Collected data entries
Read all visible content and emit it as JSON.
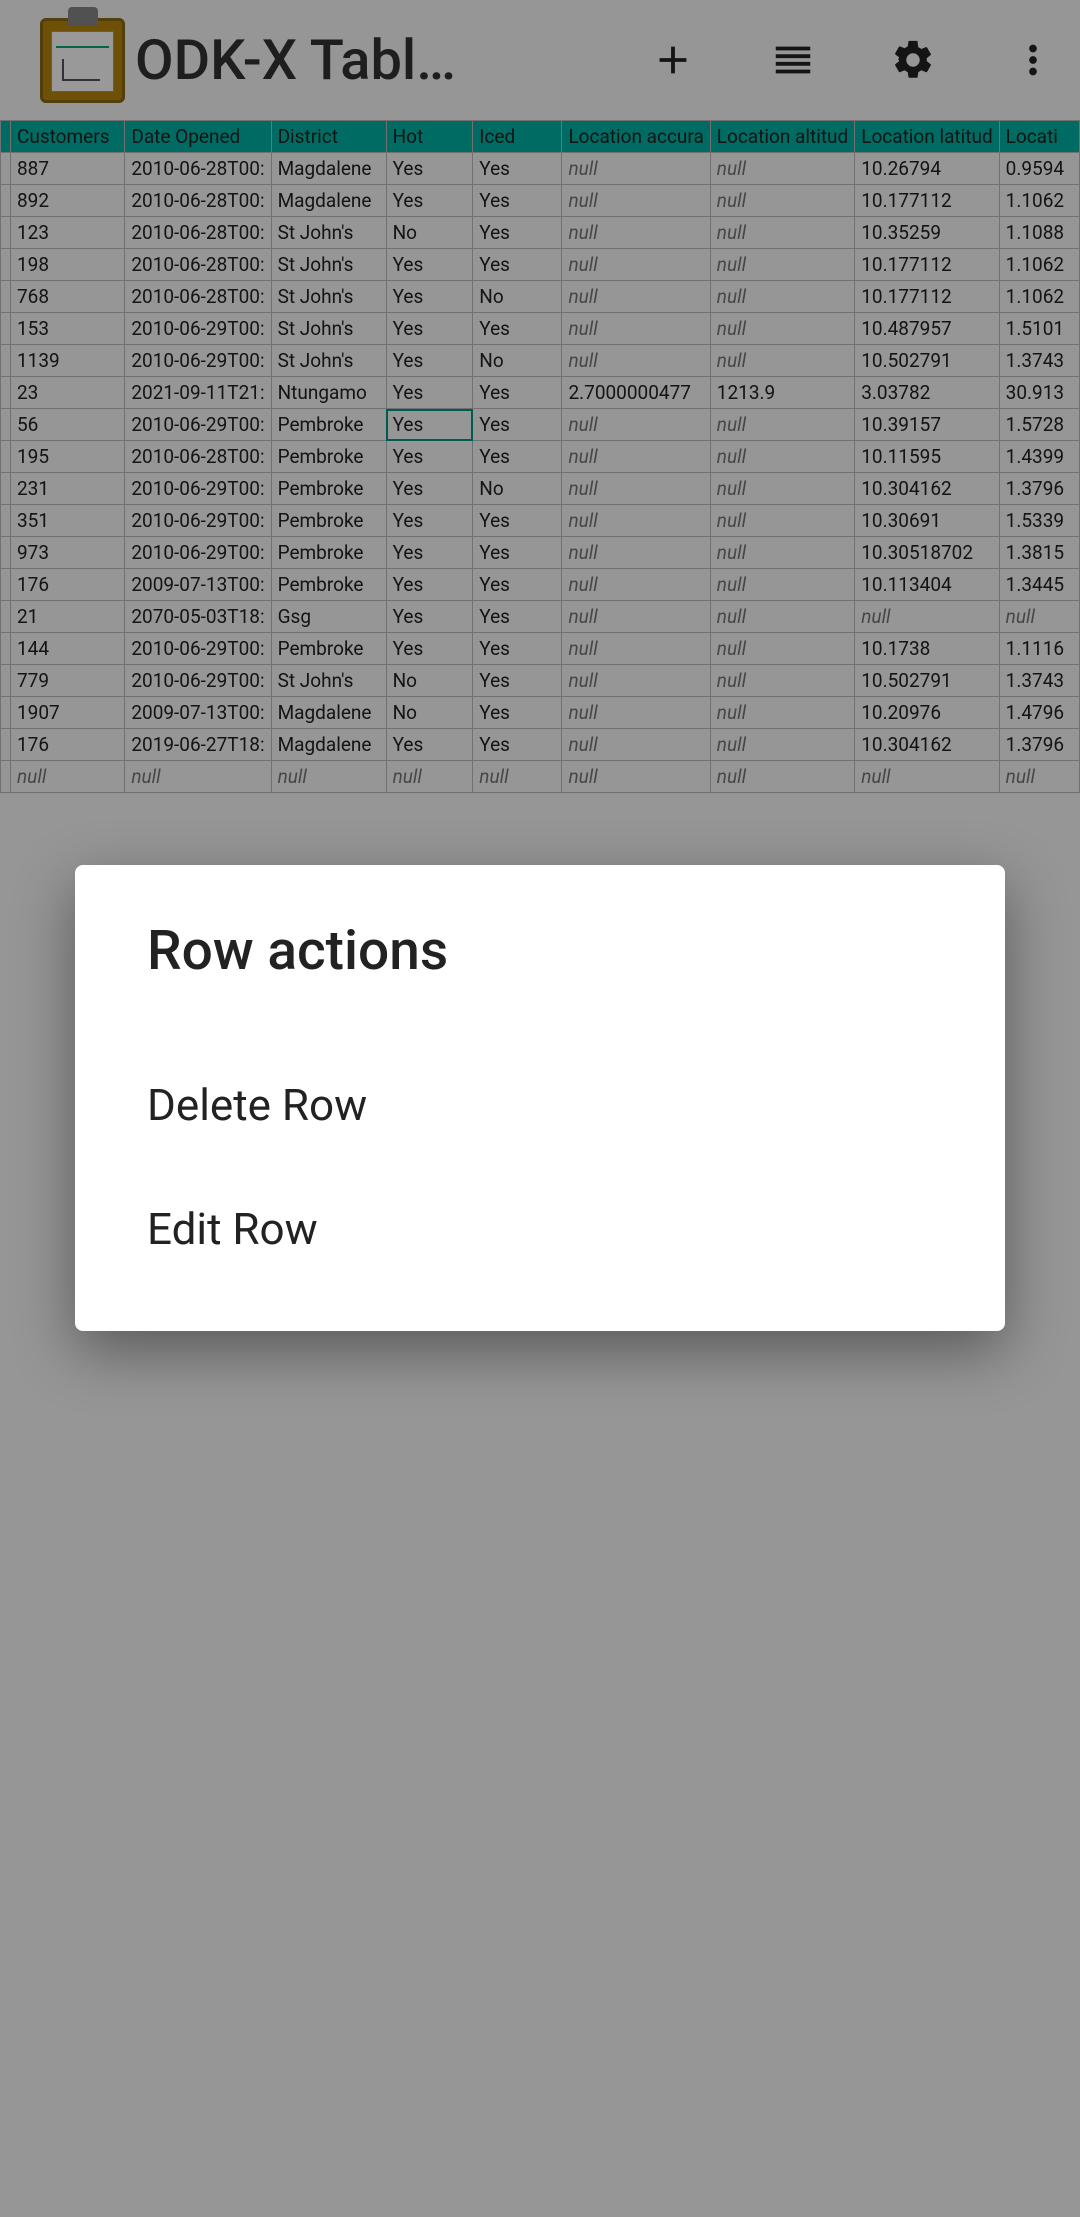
{
  "app": {
    "title": "ODK-X Tabl…"
  },
  "dialog": {
    "title": "Row actions",
    "delete": "Delete Row",
    "edit": "Edit Row"
  },
  "table": {
    "headers": [
      "Customers",
      "Date Opened",
      "District",
      "Hot",
      "Iced",
      "Location accura",
      "Location altitud",
      "Location latitud",
      "Locati"
    ],
    "rows": [
      [
        "887",
        "2010-06-28T00:",
        "Magdalene",
        "Yes",
        "Yes",
        "null",
        "null",
        "10.26794",
        "0.9594"
      ],
      [
        "892",
        "2010-06-28T00:",
        "Magdalene",
        "Yes",
        "Yes",
        "null",
        "null",
        "10.177112",
        "1.1062"
      ],
      [
        "123",
        "2010-06-28T00:",
        "St John's",
        "No",
        "Yes",
        "null",
        "null",
        "10.35259",
        "1.1088"
      ],
      [
        "198",
        "2010-06-28T00:",
        "St John's",
        "Yes",
        "Yes",
        "null",
        "null",
        "10.177112",
        "1.1062"
      ],
      [
        "768",
        "2010-06-28T00:",
        "St John's",
        "Yes",
        "No",
        "null",
        "null",
        "10.177112",
        "1.1062"
      ],
      [
        "153",
        "2010-06-29T00:",
        "St John's",
        "Yes",
        "Yes",
        "null",
        "null",
        "10.487957",
        "1.5101"
      ],
      [
        "1139",
        "2010-06-29T00:",
        "St John's",
        "Yes",
        "No",
        "null",
        "null",
        "10.502791",
        "1.3743"
      ],
      [
        "23",
        "2021-09-11T21:",
        "Ntungamo",
        "Yes",
        "Yes",
        "2.7000000477",
        "1213.9",
        "3.03782",
        "30.913"
      ],
      [
        "56",
        "2010-06-29T00:",
        "Pembroke",
        "Yes",
        "Yes",
        "null",
        "null",
        "10.39157",
        "1.5728"
      ],
      [
        "195",
        "2010-06-28T00:",
        "Pembroke",
        "Yes",
        "Yes",
        "null",
        "null",
        "10.11595",
        "1.4399"
      ],
      [
        "231",
        "2010-06-29T00:",
        "Pembroke",
        "Yes",
        "No",
        "null",
        "null",
        "10.304162",
        "1.3796"
      ],
      [
        "351",
        "2010-06-29T00:",
        "Pembroke",
        "Yes",
        "Yes",
        "null",
        "null",
        "10.30691",
        "1.5339"
      ],
      [
        "973",
        "2010-06-29T00:",
        "Pembroke",
        "Yes",
        "Yes",
        "null",
        "null",
        "10.30518702",
        "1.3815"
      ],
      [
        "176",
        "2009-07-13T00:",
        "Pembroke",
        "Yes",
        "Yes",
        "null",
        "null",
        "10.113404",
        "1.3445"
      ],
      [
        "21",
        "2070-05-03T18:",
        "Gsg",
        "Yes",
        "Yes",
        "null",
        "null",
        "null",
        "null"
      ],
      [
        "144",
        "2010-06-29T00:",
        "Pembroke",
        "Yes",
        "Yes",
        "null",
        "null",
        "10.1738",
        "1.1116"
      ],
      [
        "779",
        "2010-06-29T00:",
        "St John's",
        "No",
        "Yes",
        "null",
        "null",
        "10.502791",
        "1.3743"
      ],
      [
        "1907",
        "2009-07-13T00:",
        "Magdalene",
        "No",
        "Yes",
        "null",
        "null",
        "10.20976",
        "1.4796"
      ],
      [
        "176",
        "2019-06-27T18:",
        "Magdalene",
        "Yes",
        "Yes",
        "null",
        "null",
        "10.304162",
        "1.3796"
      ],
      [
        "null",
        "null",
        "null",
        "null",
        "null",
        "null",
        "null",
        "null",
        "null"
      ]
    ],
    "selected": {
      "row": 8,
      "col": 3
    }
  }
}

EXERCISE AIM
Please transcribe the material above exactly as written. Leave the pictures out.

COMPLETE OUTPUT
Read all visible content and emit it as JSON.
{
  "app": {
    "title": "ODK-X Tabl…"
  },
  "dialog": {
    "title": "Row actions",
    "delete": "Delete Row",
    "edit": "Edit Row"
  },
  "table": {
    "headers": [
      "Customers",
      "Date Opened",
      "District",
      "Hot",
      "Iced",
      "Location accura",
      "Location altitud",
      "Location latitud",
      "Locati"
    ],
    "rows": [
      [
        "887",
        "2010-06-28T00:",
        "Magdalene",
        "Yes",
        "Yes",
        "null",
        "null",
        "10.26794",
        "0.9594"
      ],
      [
        "892",
        "2010-06-28T00:",
        "Magdalene",
        "Yes",
        "Yes",
        "null",
        "null",
        "10.177112",
        "1.1062"
      ],
      [
        "123",
        "2010-06-28T00:",
        "St John's",
        "No",
        "Yes",
        "null",
        "null",
        "10.35259",
        "1.1088"
      ],
      [
        "198",
        "2010-06-28T00:",
        "St John's",
        "Yes",
        "Yes",
        "null",
        "null",
        "10.177112",
        "1.1062"
      ],
      [
        "768",
        "2010-06-28T00:",
        "St John's",
        "Yes",
        "No",
        "null",
        "null",
        "10.177112",
        "1.1062"
      ],
      [
        "153",
        "2010-06-29T00:",
        "St John's",
        "Yes",
        "Yes",
        "null",
        "null",
        "10.487957",
        "1.5101"
      ],
      [
        "1139",
        "2010-06-29T00:",
        "St John's",
        "Yes",
        "No",
        "null",
        "null",
        "10.502791",
        "1.3743"
      ],
      [
        "23",
        "2021-09-11T21:",
        "Ntungamo",
        "Yes",
        "Yes",
        "2.7000000477",
        "1213.9",
        "3.03782",
        "30.913"
      ],
      [
        "56",
        "2010-06-29T00:",
        "Pembroke",
        "Yes",
        "Yes",
        "null",
        "null",
        "10.39157",
        "1.5728"
      ],
      [
        "195",
        "2010-06-28T00:",
        "Pembroke",
        "Yes",
        "Yes",
        "null",
        "null",
        "10.11595",
        "1.4399"
      ],
      [
        "231",
        "2010-06-29T00:",
        "Pembroke",
        "Yes",
        "No",
        "null",
        "null",
        "10.304162",
        "1.3796"
      ],
      [
        "351",
        "2010-06-29T00:",
        "Pembroke",
        "Yes",
        "Yes",
        "null",
        "null",
        "10.30691",
        "1.5339"
      ],
      [
        "973",
        "2010-06-29T00:",
        "Pembroke",
        "Yes",
        "Yes",
        "null",
        "null",
        "10.30518702",
        "1.3815"
      ],
      [
        "176",
        "2009-07-13T00:",
        "Pembroke",
        "Yes",
        "Yes",
        "null",
        "null",
        "10.113404",
        "1.3445"
      ],
      [
        "21",
        "2070-05-03T18:",
        "Gsg",
        "Yes",
        "Yes",
        "null",
        "null",
        "null",
        "null"
      ],
      [
        "144",
        "2010-06-29T00:",
        "Pembroke",
        "Yes",
        "Yes",
        "null",
        "null",
        "10.1738",
        "1.1116"
      ],
      [
        "779",
        "2010-06-29T00:",
        "St John's",
        "No",
        "Yes",
        "null",
        "null",
        "10.502791",
        "1.3743"
      ],
      [
        "1907",
        "2009-07-13T00:",
        "Magdalene",
        "No",
        "Yes",
        "null",
        "null",
        "10.20976",
        "1.4796"
      ],
      [
        "176",
        "2019-06-27T18:",
        "Magdalene",
        "Yes",
        "Yes",
        "null",
        "null",
        "10.304162",
        "1.3796"
      ],
      [
        "null",
        "null",
        "null",
        "null",
        "null",
        "null",
        "null",
        "null",
        "null"
      ]
    ],
    "selected": {
      "row": 8,
      "col": 3
    }
  }
}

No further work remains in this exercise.